GIVEN ENTRIES:
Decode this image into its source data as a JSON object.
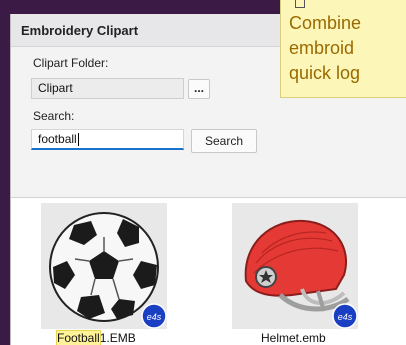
{
  "panel": {
    "title": "Embroidery Clipart",
    "folder_label": "Clipart Folder:",
    "folder_value": "Clipart",
    "browse_label": "...",
    "search_label": "Search:",
    "search_value": "football",
    "search_button": "Search"
  },
  "results": [
    {
      "name_highlight": "Football",
      "name_rest": "1.EMB",
      "image": "soccer-ball"
    },
    {
      "name_highlight": "",
      "name_rest": "Helmet.emb",
      "image": "football-helmet"
    }
  ],
  "badge_text": "e4s",
  "tooltip": {
    "lines": [
      "Combine",
      "embroid",
      "quick log"
    ]
  }
}
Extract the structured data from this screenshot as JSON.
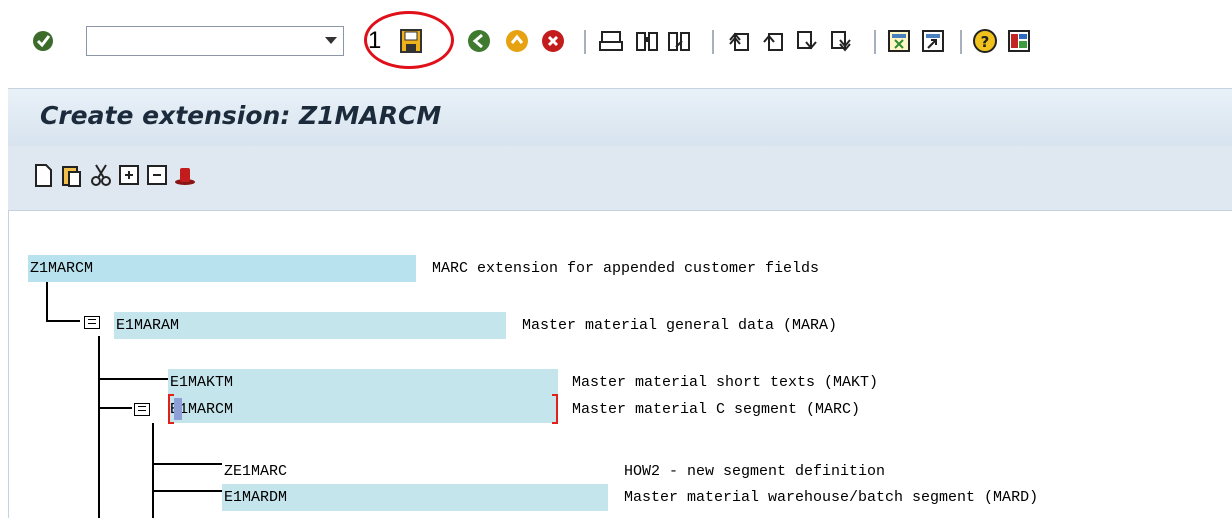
{
  "toolbar": {
    "command_field_value": "",
    "count_label": "1",
    "icons": [
      "enter-check-icon",
      "save-icon",
      "back-icon",
      "exit-icon",
      "cancel-icon",
      "print-icon",
      "find-icon",
      "find-next-icon",
      "first-page-icon",
      "previous-page-icon",
      "next-page-icon",
      "last-page-icon",
      "create-session-icon",
      "shortcut-icon",
      "help-icon",
      "layout-menu-icon"
    ]
  },
  "title": "Create extension: Z1MARCM",
  "app_toolbar": {
    "icons": [
      "create-icon",
      "paste-icon",
      "cut-icon",
      "expand-icon",
      "collapse-icon",
      "hat-icon"
    ]
  },
  "tree": {
    "root": {
      "name": "Z1MARCM",
      "desc": "MARC extension for appended customer fields"
    },
    "nodes": [
      {
        "name": "E1MARAM",
        "desc": "Master material general data (MARA)"
      },
      {
        "name": "E1MAKTM",
        "desc": "Master material short texts (MAKT)"
      },
      {
        "name": "E1MARCM",
        "desc": "Master material C segment (MARC)"
      },
      {
        "name": "ZE1MARC",
        "desc": "HOW2 - new segment definition"
      },
      {
        "name": "E1MARDM",
        "desc": "Master material warehouse/batch segment (MARD)"
      }
    ]
  },
  "colors": {
    "node_highlight": "#b8e2ee",
    "annotation": "#e0101a",
    "title_bg": "#dfe8f1"
  }
}
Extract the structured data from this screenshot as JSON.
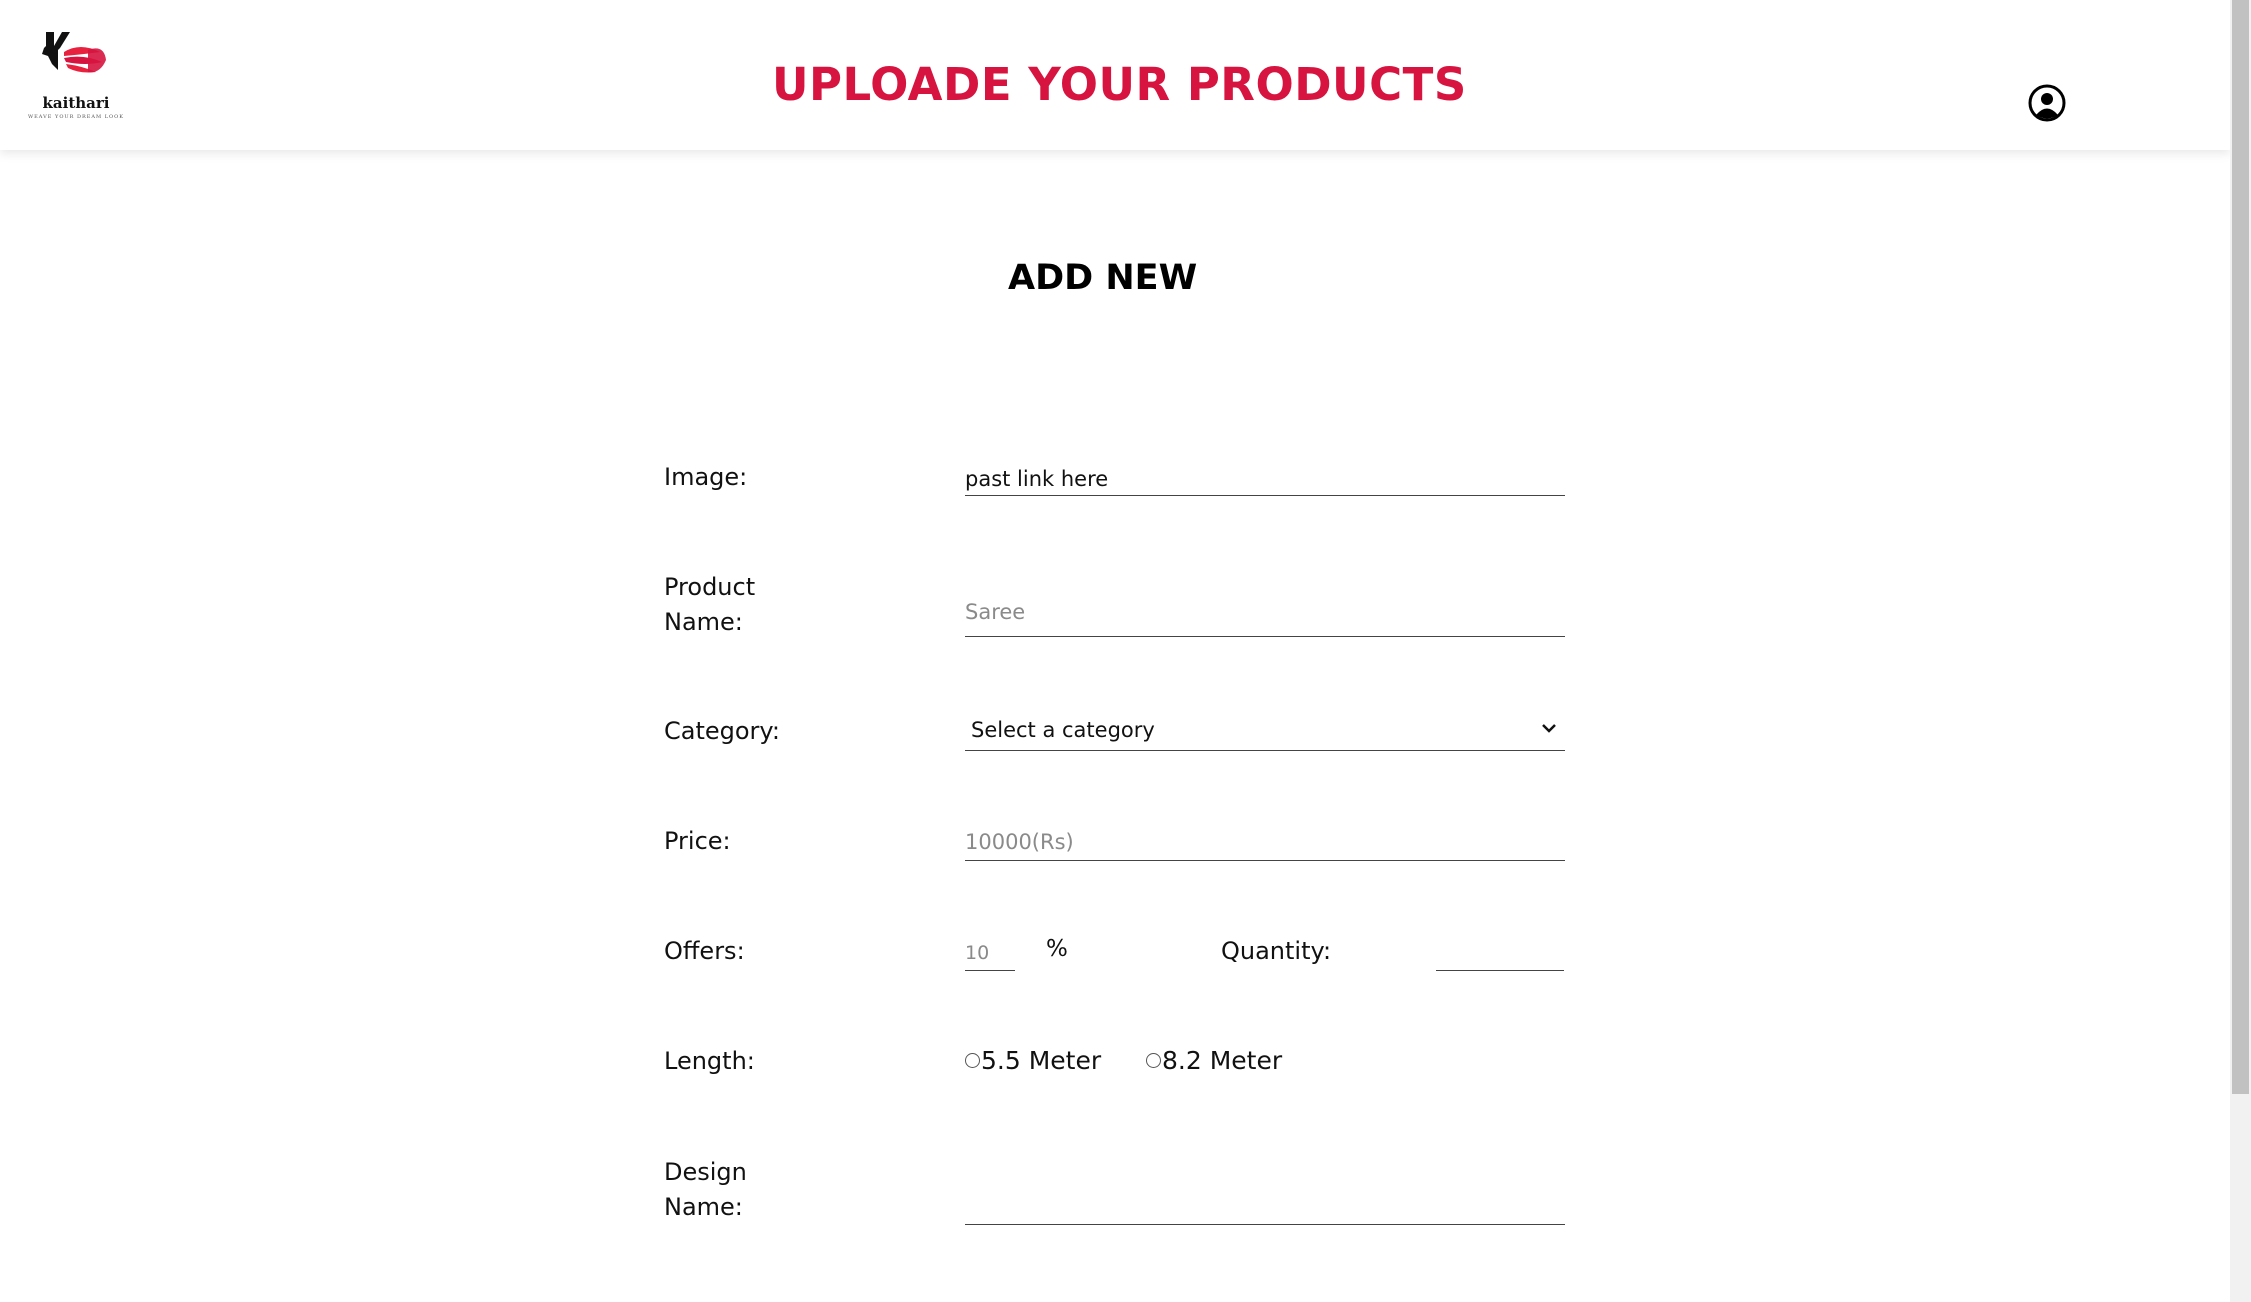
{
  "header": {
    "brand_name": "kaithari",
    "brand_tagline": "WEAVE YOUR DREAM LOOK",
    "title": "UPLOADE YOUR PRODUCTS",
    "accent_color": "#d6143f",
    "profile_icon": "user-circle-icon"
  },
  "form": {
    "heading": "ADD NEW",
    "image": {
      "label": "Image:",
      "value": "past link here"
    },
    "product_name": {
      "label_line1": "Product",
      "label_line2": "Name:",
      "placeholder": "Saree",
      "value": ""
    },
    "category": {
      "label": "Category:",
      "selected": "Select a category",
      "icon": "chevron-down-icon"
    },
    "price": {
      "label": "Price:",
      "placeholder": "10000(Rs)",
      "value": ""
    },
    "offers": {
      "label": "Offers:",
      "placeholder": "10",
      "value": "",
      "unit": "%"
    },
    "quantity": {
      "label": "Quantity:",
      "value": ""
    },
    "length": {
      "label": "Length:",
      "options": [
        "5.5 Meter",
        "8.2 Meter"
      ]
    },
    "design_name": {
      "label_line1": "Design",
      "label_line2": "Name:",
      "value": ""
    }
  }
}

EXERCISE OBJECTIVE: Without including any pictures, output all the entries above exactly.

FINISHED TASK:
Decode this image into its source data as a JSON object.
{
  "panel": {
    "title": "Embroidery Clipart",
    "folder_label": "Clipart Folder:",
    "folder_value": "Clipart",
    "browse_label": "...",
    "search_label": "Search:",
    "search_value": "football",
    "search_button": "Search"
  },
  "results": [
    {
      "name_highlight": "Football",
      "name_rest": "1.EMB",
      "image": "soccer-ball"
    },
    {
      "name_highlight": "",
      "name_rest": "Helmet.emb",
      "image": "football-helmet"
    }
  ],
  "badge_text": "e4s",
  "tooltip": {
    "lines": [
      "Combine",
      "embroid",
      "quick log"
    ]
  }
}
Extract the structured data from this screenshot as JSON.
{
  "toolbar": {
    "command_field_value": "",
    "count_label": "1",
    "icons": [
      "enter-check-icon",
      "save-icon",
      "back-icon",
      "exit-icon",
      "cancel-icon",
      "print-icon",
      "find-icon",
      "find-next-icon",
      "first-page-icon",
      "previous-page-icon",
      "next-page-icon",
      "last-page-icon",
      "create-session-icon",
      "shortcut-icon",
      "help-icon",
      "layout-menu-icon"
    ]
  },
  "title": "Create extension: Z1MARCM",
  "app_toolbar": {
    "icons": [
      "create-icon",
      "paste-icon",
      "cut-icon",
      "expand-icon",
      "collapse-icon",
      "hat-icon"
    ]
  },
  "tree": {
    "root": {
      "name": "Z1MARCM",
      "desc": "MARC extension for appended customer fields"
    },
    "nodes": [
      {
        "name": "E1MARAM",
        "desc": "Master material general data (MARA)"
      },
      {
        "name": "E1MAKTM",
        "desc": "Master material short texts (MAKT)"
      },
      {
        "name": "E1MARCM",
        "desc": "Master material C segment (MARC)"
      },
      {
        "name": "ZE1MARC",
        "desc": "HOW2 - new segment definition"
      },
      {
        "name": "E1MARDM",
        "desc": "Master material warehouse/batch segment (MARD)"
      }
    ]
  },
  "colors": {
    "node_highlight": "#b8e2ee",
    "annotation": "#e0101a",
    "title_bg": "#dfe8f1"
  }
}
Extract the structured data from this screenshot as JSON.
{
  "header": {
    "brand_name": "kaithari",
    "brand_tagline": "WEAVE YOUR DREAM LOOK",
    "title": "UPLOADE YOUR PRODUCTS",
    "accent_color": "#d6143f",
    "profile_icon": "user-circle-icon"
  },
  "form": {
    "heading": "ADD NEW",
    "image": {
      "label": "Image:",
      "value": "past link here"
    },
    "product_name": {
      "label_line1": "Product",
      "label_line2": "Name:",
      "placeholder": "Saree",
      "value": ""
    },
    "category": {
      "label": "Category:",
      "selected": "Select a category",
      "icon": "chevron-down-icon"
    },
    "price": {
      "label": "Price:",
      "placeholder": "10000(Rs)",
      "value": ""
    },
    "offers": {
      "label": "Offers:",
      "placeholder": "10",
      "value": "",
      "unit": "%"
    },
    "quantity": {
      "label": "Quantity:",
      "value": ""
    },
    "length": {
      "label": "Length:",
      "options": [
        "5.5 Meter",
        "8.2 Meter"
      ]
    },
    "design_name": {
      "label_line1": "Design",
      "label_line2": "Name:",
      "value": ""
    }
  }
}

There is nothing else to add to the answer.